> Set exercise
Without including any images, repeat the data exactly.

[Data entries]
****
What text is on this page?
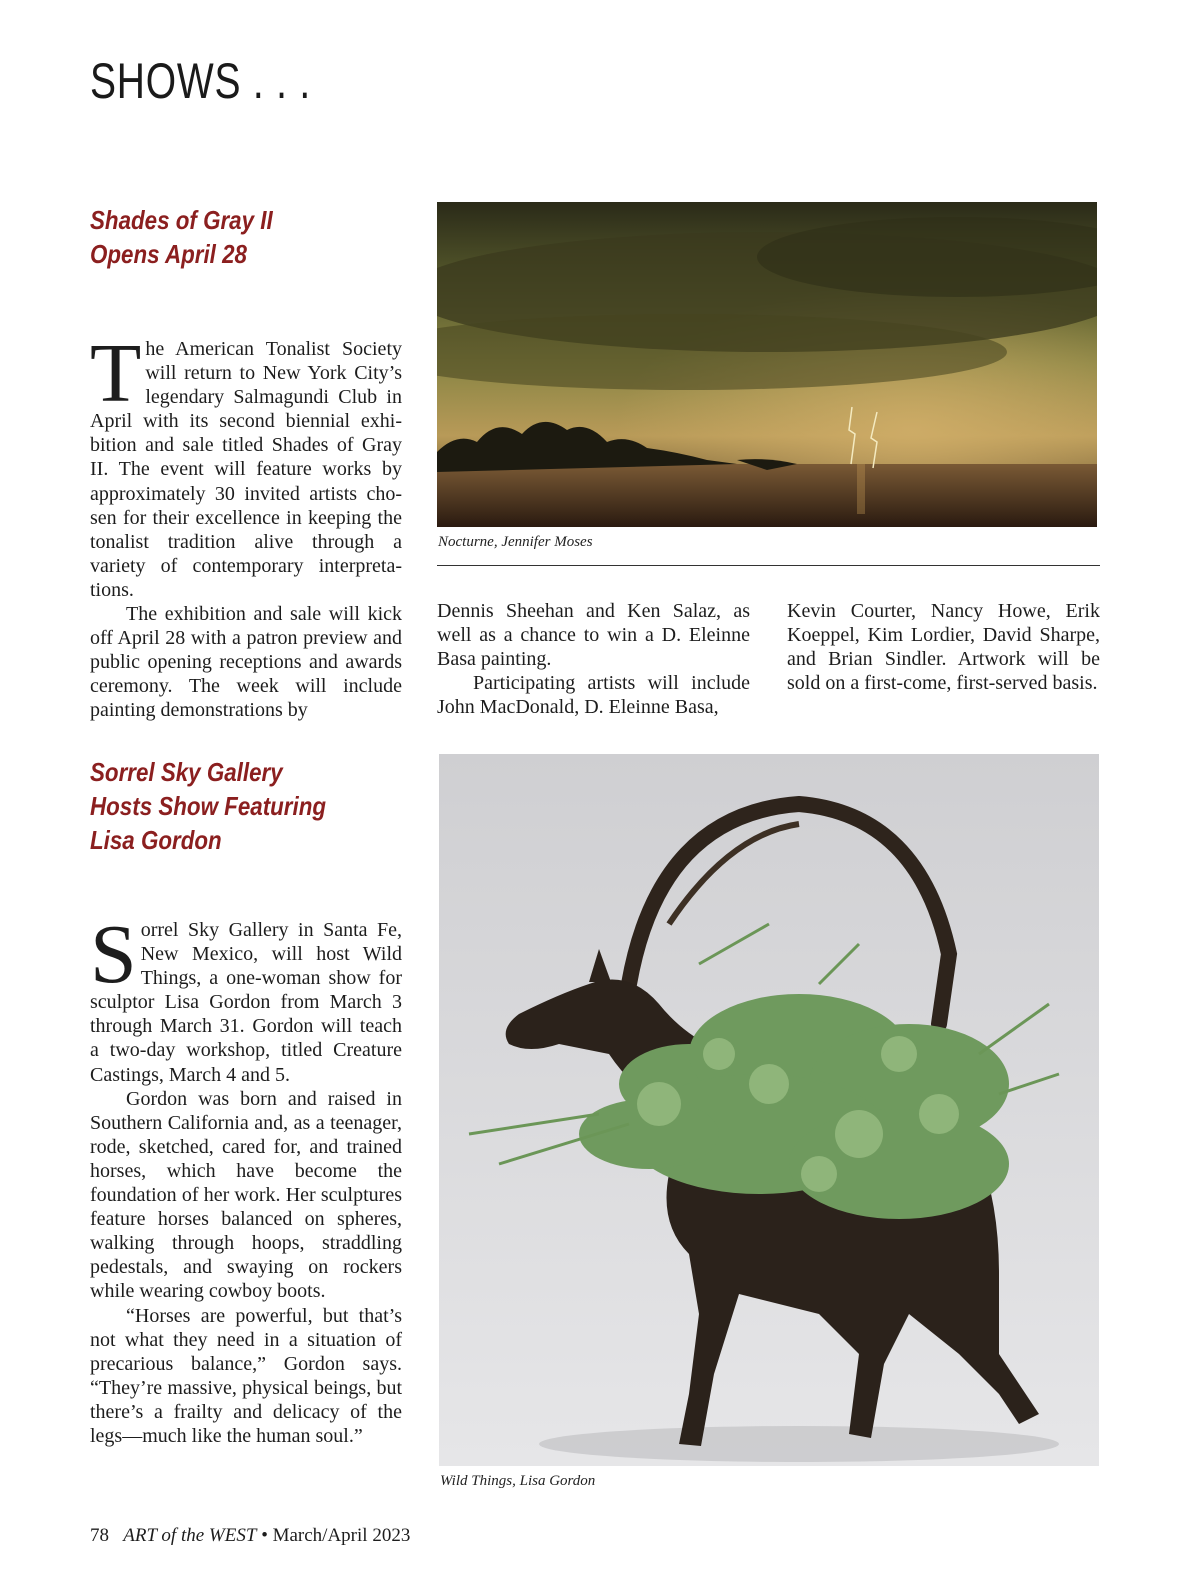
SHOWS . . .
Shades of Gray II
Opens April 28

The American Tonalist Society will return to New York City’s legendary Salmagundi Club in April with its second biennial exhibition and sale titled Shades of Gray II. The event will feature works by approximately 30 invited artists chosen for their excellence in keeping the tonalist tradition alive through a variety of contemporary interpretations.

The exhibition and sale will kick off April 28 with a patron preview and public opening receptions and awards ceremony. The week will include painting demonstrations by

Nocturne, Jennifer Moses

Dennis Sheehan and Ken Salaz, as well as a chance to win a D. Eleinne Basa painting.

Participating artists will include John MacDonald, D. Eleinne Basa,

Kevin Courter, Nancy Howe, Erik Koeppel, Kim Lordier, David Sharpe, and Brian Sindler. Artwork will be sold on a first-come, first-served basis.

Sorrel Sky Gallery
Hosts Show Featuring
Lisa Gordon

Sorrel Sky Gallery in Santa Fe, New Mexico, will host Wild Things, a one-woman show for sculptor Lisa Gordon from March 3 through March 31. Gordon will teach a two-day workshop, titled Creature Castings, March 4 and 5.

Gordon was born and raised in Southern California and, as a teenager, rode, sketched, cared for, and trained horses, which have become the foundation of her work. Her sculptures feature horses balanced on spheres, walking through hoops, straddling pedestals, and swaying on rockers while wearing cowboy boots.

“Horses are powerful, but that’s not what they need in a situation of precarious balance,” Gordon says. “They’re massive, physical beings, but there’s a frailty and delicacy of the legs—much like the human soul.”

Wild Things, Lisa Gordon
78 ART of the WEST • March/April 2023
****
> Full output
What text is on this page?
SHOWS . . .
Shades of Gray II
Opens April 28

The American Tonalist Society will return to New York City’s legendary Salmagundi Club in April with its second biennial exhibition and sale titled Shades of Gray II. The event will feature works by approximately 30 invited artists chosen for their excellence in keeping the tonalist tradition alive through a variety of contemporary interpretations.

The exhibition and sale will kick off April 28 with a patron preview and public opening receptions and awards ceremony. The week will include painting demonstrations by

Nocturne, Jennifer Moses

Dennis Sheehan and Ken Salaz, as well as a chance to win a D. Eleinne Basa painting.

Participating artists will include John MacDonald, D. Eleinne Basa,

Kevin Courter, Nancy Howe, Erik Koeppel, Kim Lordier, David Sharpe, and Brian Sindler. Artwork will be sold on a first-come, first-served basis.

Sorrel Sky Gallery
Hosts Show Featuring
Lisa Gordon

Sorrel Sky Gallery in Santa Fe, New Mexico, will host Wild Things, a one-woman show for sculptor Lisa Gordon from March 3 through March 31. Gordon will teach a two-day workshop, titled Creature Castings, March 4 and 5.

Gordon was born and raised in Southern California and, as a teenager, rode, sketched, cared for, and trained horses, which have become the foundation of her work. Her sculptures feature horses balanced on spheres, walking through hoops, straddling pedestals, and swaying on rockers while wearing cowboy boots.

“Horses are powerful, but that’s not what they need in a situation of precarious balance,” Gordon says. “They’re massive, physical beings, but there’s a frailty and delicacy of the legs—much like the human soul.”

Wild Things, Lisa Gordon
78 ART of the WEST • March/April 2023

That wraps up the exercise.